**Available records:**
'''
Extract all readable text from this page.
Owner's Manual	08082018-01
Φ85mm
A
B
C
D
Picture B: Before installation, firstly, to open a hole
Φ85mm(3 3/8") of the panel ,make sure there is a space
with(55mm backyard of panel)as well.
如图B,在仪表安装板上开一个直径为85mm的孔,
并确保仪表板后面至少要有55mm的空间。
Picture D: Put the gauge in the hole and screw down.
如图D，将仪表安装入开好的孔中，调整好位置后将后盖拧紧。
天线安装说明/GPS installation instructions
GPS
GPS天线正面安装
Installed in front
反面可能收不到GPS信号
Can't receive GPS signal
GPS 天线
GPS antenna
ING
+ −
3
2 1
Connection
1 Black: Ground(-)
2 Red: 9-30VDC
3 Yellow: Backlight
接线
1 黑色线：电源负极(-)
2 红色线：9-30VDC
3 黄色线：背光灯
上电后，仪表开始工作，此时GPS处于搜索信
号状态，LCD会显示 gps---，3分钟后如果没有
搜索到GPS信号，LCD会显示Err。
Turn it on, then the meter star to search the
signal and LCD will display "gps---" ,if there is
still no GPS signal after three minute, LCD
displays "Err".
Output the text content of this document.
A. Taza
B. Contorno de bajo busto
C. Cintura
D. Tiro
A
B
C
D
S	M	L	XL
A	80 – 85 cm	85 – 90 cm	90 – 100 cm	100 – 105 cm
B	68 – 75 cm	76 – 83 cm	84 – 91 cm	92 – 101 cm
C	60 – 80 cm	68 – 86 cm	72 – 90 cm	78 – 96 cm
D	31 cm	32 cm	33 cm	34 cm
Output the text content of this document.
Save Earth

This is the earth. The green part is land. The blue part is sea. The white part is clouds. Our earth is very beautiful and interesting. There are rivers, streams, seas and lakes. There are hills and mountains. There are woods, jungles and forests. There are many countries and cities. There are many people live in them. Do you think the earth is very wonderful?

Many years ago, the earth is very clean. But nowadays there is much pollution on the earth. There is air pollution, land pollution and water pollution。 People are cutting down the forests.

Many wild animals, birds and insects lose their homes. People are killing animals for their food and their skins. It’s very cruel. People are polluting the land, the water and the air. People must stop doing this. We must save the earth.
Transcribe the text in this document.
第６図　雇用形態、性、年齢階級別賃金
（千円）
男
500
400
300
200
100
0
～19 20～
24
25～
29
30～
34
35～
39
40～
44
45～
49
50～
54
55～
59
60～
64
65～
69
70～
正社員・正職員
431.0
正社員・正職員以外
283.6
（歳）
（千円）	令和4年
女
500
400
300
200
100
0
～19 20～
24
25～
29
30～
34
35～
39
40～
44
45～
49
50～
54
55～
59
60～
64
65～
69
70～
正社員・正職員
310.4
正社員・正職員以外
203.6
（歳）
'''
**Job:**
Copy out every line from the material above in which the word "signal" appears.

**Answer:**
Can't receive GPS signal
signal and LCD will display "gps---" ,if there is
still no GPS signal after three minute, LCD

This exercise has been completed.